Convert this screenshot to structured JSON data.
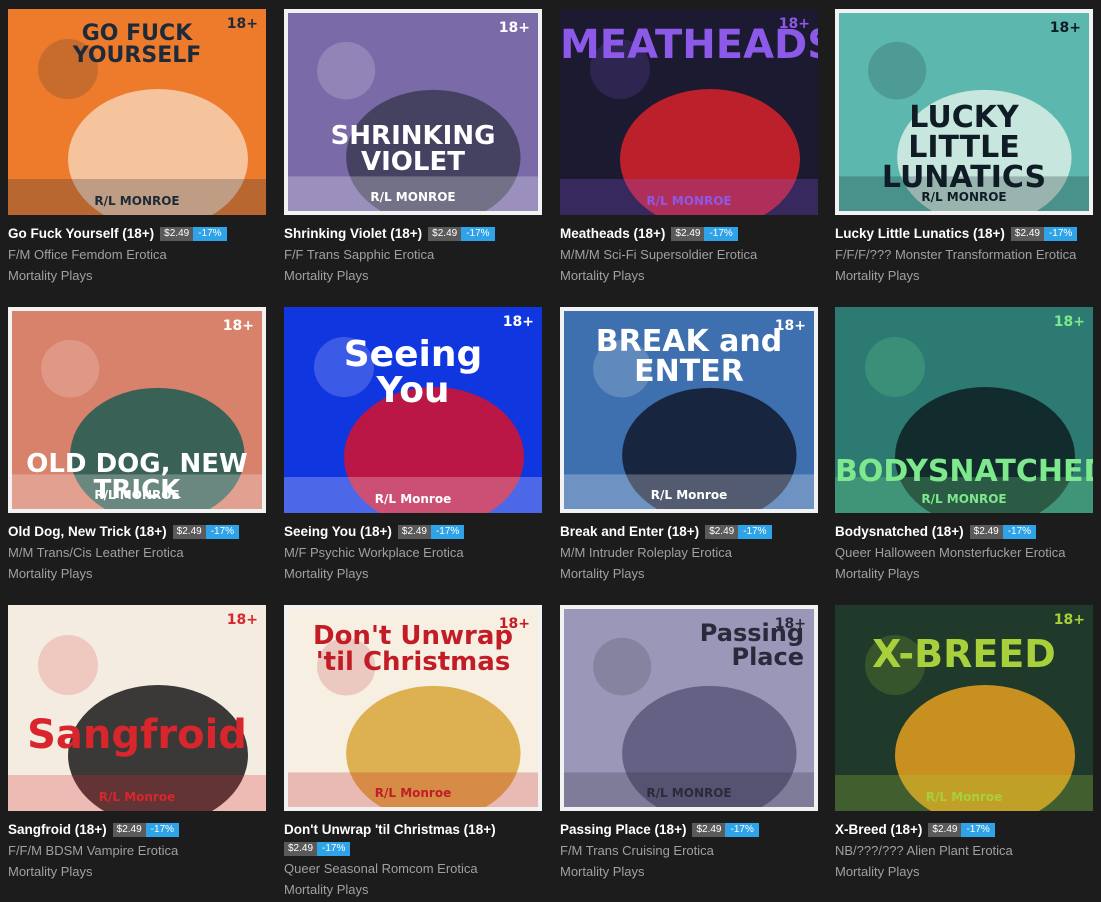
{
  "author": "Mortality Plays",
  "price": "$2.49",
  "discount": "-17%",
  "items": [
    {
      "title": "Go Fuck Yourself (18+)",
      "desc": "F/M Office Femdom Erotica",
      "cover_title": "GO FUCK\nYOURSELF",
      "cover_sub": "R/L MONROE",
      "cover_age": "18+",
      "colors": {
        "bg": "#ee7b2c",
        "fg": "#1d2a3a",
        "accent": "#f6d0b0"
      }
    },
    {
      "title": "Shrinking Violet (18+)",
      "desc": "F/F Trans Sapphic Erotica",
      "cover_title": "SHRINKING\nVIOLET",
      "cover_sub": "R/L MONROE",
      "cover_age": "18+",
      "colors": {
        "bg": "#7a6aa8",
        "fg": "#ffffff",
        "accent": "#3c3b55"
      }
    },
    {
      "title": "Meatheads (18+)",
      "desc": "M/M/M Sci-Fi Supersoldier Erotica",
      "cover_title": "MEATHEADS",
      "cover_sub": "R/L MONROE",
      "cover_age": "18+",
      "colors": {
        "bg": "#1b1a30",
        "fg": "#8c59e8",
        "accent": "#d8232a"
      }
    },
    {
      "title": "Lucky Little Lunatics (18+)",
      "desc": "F/F/F/??? Monster Transformation Erotica",
      "cover_title": "LUCKY\nLITTLE\nLUNATICS",
      "cover_sub": "R/L MONROE",
      "cover_age": "18+",
      "colors": {
        "bg": "#5cb8ae",
        "fg": "#0f1c25",
        "accent": "#d9efe6"
      }
    },
    {
      "title": "Old Dog, New Trick (18+)",
      "desc": "M/M Trans/Cis Leather Erotica",
      "cover_title": "OLD DOG, NEW TRICK",
      "cover_sub": "R/L MONROE",
      "cover_age": "18+",
      "colors": {
        "bg": "#d8826b",
        "fg": "#ffffff",
        "accent": "#1e5c52"
      }
    },
    {
      "title": "Seeing You (18+)",
      "desc": "M/F Psychic Workplace Erotica",
      "cover_title": "Seeing\nYou",
      "cover_sub": "R/L Monroe",
      "cover_age": "18+",
      "colors": {
        "bg": "#1036e0",
        "fg": "#ffffff",
        "accent": "#d8102a"
      }
    },
    {
      "title": "Break and Enter (18+)",
      "desc": "M/M Intruder Roleplay Erotica",
      "cover_title": "BREAK and ENTER",
      "cover_sub": "R/L Monroe",
      "cover_age": "18+",
      "colors": {
        "bg": "#3e6fae",
        "fg": "#ffffff",
        "accent": "#12192c"
      }
    },
    {
      "title": "Bodysnatched (18+)",
      "desc": "Queer Halloween Monsterfucker Erotica",
      "cover_title": "BODYSNATCHED",
      "cover_sub": "R/L MONROE",
      "cover_age": "18+",
      "colors": {
        "bg": "#2d7a73",
        "fg": "#7de88c",
        "accent": "#0e1e22"
      }
    },
    {
      "title": "Sangfroid (18+)",
      "desc": "F/F/M BDSM Vampire Erotica",
      "cover_title": "Sangfroid",
      "cover_sub": "R/L Monroe",
      "cover_age": "18+",
      "colors": {
        "bg": "#f4ece0",
        "fg": "#d8262c",
        "accent": "#1a1a1a"
      }
    },
    {
      "title": "Don't Unwrap 'til Christmas (18+)",
      "desc": "Queer Seasonal Romcom Erotica",
      "cover_title": "Don't Unwrap\n'til Christmas",
      "cover_sub": "R/L Monroe",
      "cover_age": "18+",
      "colors": {
        "bg": "#f6efe2",
        "fg": "#c21d26",
        "accent": "#d8a638"
      }
    },
    {
      "title": "Passing Place (18+)",
      "desc": "F/M Trans Cruising Erotica",
      "cover_title": "Passing\nPlace",
      "cover_sub": "R/L MONROE",
      "cover_age": "18+",
      "colors": {
        "bg": "#9a97b8",
        "fg": "#2a2a3a",
        "accent": "#5a577a"
      }
    },
    {
      "title": "X-Breed (18+)",
      "desc": "NB/???/??? Alien Plant Erotica",
      "cover_title": "X-BREED",
      "cover_sub": "R/L Monroe",
      "cover_age": "18+",
      "colors": {
        "bg": "#1f3a2a",
        "fg": "#a8d03a",
        "accent": "#e6a020"
      }
    }
  ]
}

::::

CHALLENGE:
Images in the data above are to be skipped. Retype all other material exactly.

EXERCISE RESULT:
Convert this screenshot to structured JSON data.
{
  "author": "Mortality Plays",
  "price": "$2.49",
  "discount": "-17%",
  "items": [
    {
      "title": "Go Fuck Yourself (18+)",
      "desc": "F/M Office Femdom Erotica",
      "cover_title": "GO FUCK\nYOURSELF",
      "cover_sub": "R/L MONROE",
      "cover_age": "18+",
      "colors": {
        "bg": "#ee7b2c",
        "fg": "#1d2a3a",
        "accent": "#f6d0b0"
      }
    },
    {
      "title": "Shrinking Violet (18+)",
      "desc": "F/F Trans Sapphic Erotica",
      "cover_title": "SHRINKING\nVIOLET",
      "cover_sub": "R/L MONROE",
      "cover_age": "18+",
      "colors": {
        "bg": "#7a6aa8",
        "fg": "#ffffff",
        "accent": "#3c3b55"
      }
    },
    {
      "title": "Meatheads (18+)",
      "desc": "M/M/M Sci-Fi Supersoldier Erotica",
      "cover_title": "MEATHEADS",
      "cover_sub": "R/L MONROE",
      "cover_age": "18+",
      "colors": {
        "bg": "#1b1a30",
        "fg": "#8c59e8",
        "accent": "#d8232a"
      }
    },
    {
      "title": "Lucky Little Lunatics (18+)",
      "desc": "F/F/F/??? Monster Transformation Erotica",
      "cover_title": "LUCKY\nLITTLE\nLUNATICS",
      "cover_sub": "R/L MONROE",
      "cover_age": "18+",
      "colors": {
        "bg": "#5cb8ae",
        "fg": "#0f1c25",
        "accent": "#d9efe6"
      }
    },
    {
      "title": "Old Dog, New Trick (18+)",
      "desc": "M/M Trans/Cis Leather Erotica",
      "cover_title": "OLD DOG, NEW TRICK",
      "cover_sub": "R/L MONROE",
      "cover_age": "18+",
      "colors": {
        "bg": "#d8826b",
        "fg": "#ffffff",
        "accent": "#1e5c52"
      }
    },
    {
      "title": "Seeing You (18+)",
      "desc": "M/F Psychic Workplace Erotica",
      "cover_title": "Seeing\nYou",
      "cover_sub": "R/L Monroe",
      "cover_age": "18+",
      "colors": {
        "bg": "#1036e0",
        "fg": "#ffffff",
        "accent": "#d8102a"
      }
    },
    {
      "title": "Break and Enter (18+)",
      "desc": "M/M Intruder Roleplay Erotica",
      "cover_title": "BREAK and ENTER",
      "cover_sub": "R/L Monroe",
      "cover_age": "18+",
      "colors": {
        "bg": "#3e6fae",
        "fg": "#ffffff",
        "accent": "#12192c"
      }
    },
    {
      "title": "Bodysnatched (18+)",
      "desc": "Queer Halloween Monsterfucker Erotica",
      "cover_title": "BODYSNATCHED",
      "cover_sub": "R/L MONROE",
      "cover_age": "18+",
      "colors": {
        "bg": "#2d7a73",
        "fg": "#7de88c",
        "accent": "#0e1e22"
      }
    },
    {
      "title": "Sangfroid (18+)",
      "desc": "F/F/M BDSM Vampire Erotica",
      "cover_title": "Sangfroid",
      "cover_sub": "R/L Monroe",
      "cover_age": "18+",
      "colors": {
        "bg": "#f4ece0",
        "fg": "#d8262c",
        "accent": "#1a1a1a"
      }
    },
    {
      "title": "Don't Unwrap 'til Christmas (18+)",
      "desc": "Queer Seasonal Romcom Erotica",
      "cover_title": "Don't Unwrap\n'til Christmas",
      "cover_sub": "R/L Monroe",
      "cover_age": "18+",
      "colors": {
        "bg": "#f6efe2",
        "fg": "#c21d26",
        "accent": "#d8a638"
      }
    },
    {
      "title": "Passing Place (18+)",
      "desc": "F/M Trans Cruising Erotica",
      "cover_title": "Passing\nPlace",
      "cover_sub": "R/L MONROE",
      "cover_age": "18+",
      "colors": {
        "bg": "#9a97b8",
        "fg": "#2a2a3a",
        "accent": "#5a577a"
      }
    },
    {
      "title": "X-Breed (18+)",
      "desc": "NB/???/??? Alien Plant Erotica",
      "cover_title": "X-BREED",
      "cover_sub": "R/L Monroe",
      "cover_age": "18+",
      "colors": {
        "bg": "#1f3a2a",
        "fg": "#a8d03a",
        "accent": "#e6a020"
      }
    }
  ]
}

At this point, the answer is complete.